EXERCISE PROMPT: Extract each line where the string "title" shows up.

GIVEN DATA:
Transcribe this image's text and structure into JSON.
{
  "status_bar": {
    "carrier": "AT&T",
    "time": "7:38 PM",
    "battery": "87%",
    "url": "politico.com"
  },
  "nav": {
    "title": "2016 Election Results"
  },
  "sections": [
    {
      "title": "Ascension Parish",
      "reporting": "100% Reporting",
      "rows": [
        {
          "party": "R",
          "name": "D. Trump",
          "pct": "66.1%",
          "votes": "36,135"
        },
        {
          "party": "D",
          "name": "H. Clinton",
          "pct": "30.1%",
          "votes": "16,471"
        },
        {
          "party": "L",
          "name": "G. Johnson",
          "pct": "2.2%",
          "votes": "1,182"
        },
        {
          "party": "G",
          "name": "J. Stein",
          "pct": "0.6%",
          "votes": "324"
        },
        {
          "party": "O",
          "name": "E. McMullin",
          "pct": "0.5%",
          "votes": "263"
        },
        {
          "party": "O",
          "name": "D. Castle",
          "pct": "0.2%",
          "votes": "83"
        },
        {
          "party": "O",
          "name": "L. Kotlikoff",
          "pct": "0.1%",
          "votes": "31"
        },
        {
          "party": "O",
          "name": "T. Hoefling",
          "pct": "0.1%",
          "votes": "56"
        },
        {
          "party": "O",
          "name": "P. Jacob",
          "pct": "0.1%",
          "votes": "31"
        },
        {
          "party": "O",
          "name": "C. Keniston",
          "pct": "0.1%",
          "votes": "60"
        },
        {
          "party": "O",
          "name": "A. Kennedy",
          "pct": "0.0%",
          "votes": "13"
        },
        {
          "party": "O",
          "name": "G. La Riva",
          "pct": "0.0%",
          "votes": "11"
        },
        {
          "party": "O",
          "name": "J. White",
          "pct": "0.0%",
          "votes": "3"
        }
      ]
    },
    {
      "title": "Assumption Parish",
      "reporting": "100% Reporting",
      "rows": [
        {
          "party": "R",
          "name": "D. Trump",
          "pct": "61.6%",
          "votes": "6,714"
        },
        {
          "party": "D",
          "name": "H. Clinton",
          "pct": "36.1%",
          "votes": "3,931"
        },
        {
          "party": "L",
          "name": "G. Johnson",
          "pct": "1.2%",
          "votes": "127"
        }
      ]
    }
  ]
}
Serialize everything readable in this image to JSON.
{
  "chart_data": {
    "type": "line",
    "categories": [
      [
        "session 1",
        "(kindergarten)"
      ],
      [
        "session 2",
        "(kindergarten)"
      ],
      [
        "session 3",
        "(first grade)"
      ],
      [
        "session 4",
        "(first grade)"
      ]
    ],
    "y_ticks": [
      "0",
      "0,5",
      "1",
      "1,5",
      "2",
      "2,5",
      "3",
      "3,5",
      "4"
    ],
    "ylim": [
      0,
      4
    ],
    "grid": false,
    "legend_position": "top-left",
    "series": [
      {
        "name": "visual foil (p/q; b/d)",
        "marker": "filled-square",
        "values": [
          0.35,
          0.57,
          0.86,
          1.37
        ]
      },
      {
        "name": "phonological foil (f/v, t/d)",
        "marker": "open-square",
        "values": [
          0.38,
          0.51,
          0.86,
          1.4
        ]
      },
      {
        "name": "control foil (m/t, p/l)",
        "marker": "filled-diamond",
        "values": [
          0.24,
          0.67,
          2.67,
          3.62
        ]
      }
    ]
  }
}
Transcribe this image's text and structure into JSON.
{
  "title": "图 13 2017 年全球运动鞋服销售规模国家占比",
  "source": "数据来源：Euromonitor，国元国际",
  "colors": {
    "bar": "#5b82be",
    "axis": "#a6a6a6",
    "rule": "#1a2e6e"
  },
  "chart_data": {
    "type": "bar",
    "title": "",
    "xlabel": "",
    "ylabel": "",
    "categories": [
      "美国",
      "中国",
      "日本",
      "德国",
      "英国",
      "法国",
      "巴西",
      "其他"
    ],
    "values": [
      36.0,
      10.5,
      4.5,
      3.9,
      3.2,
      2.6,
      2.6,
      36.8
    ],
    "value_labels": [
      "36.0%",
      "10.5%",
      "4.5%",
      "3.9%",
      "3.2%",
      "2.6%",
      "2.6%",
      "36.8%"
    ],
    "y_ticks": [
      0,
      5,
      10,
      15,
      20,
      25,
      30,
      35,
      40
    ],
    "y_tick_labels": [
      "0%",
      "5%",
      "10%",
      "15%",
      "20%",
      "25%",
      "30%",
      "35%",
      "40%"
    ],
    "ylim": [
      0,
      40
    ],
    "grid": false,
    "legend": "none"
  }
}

OUTPUT FOR THIS TASK:
    "title": "2016 Election Results"
      "title": "Ascension Parish",
      "title": "Assumption Parish",
  "title": "图 13 2017 年全球运动鞋服销售规模国家占比",
    "title": "",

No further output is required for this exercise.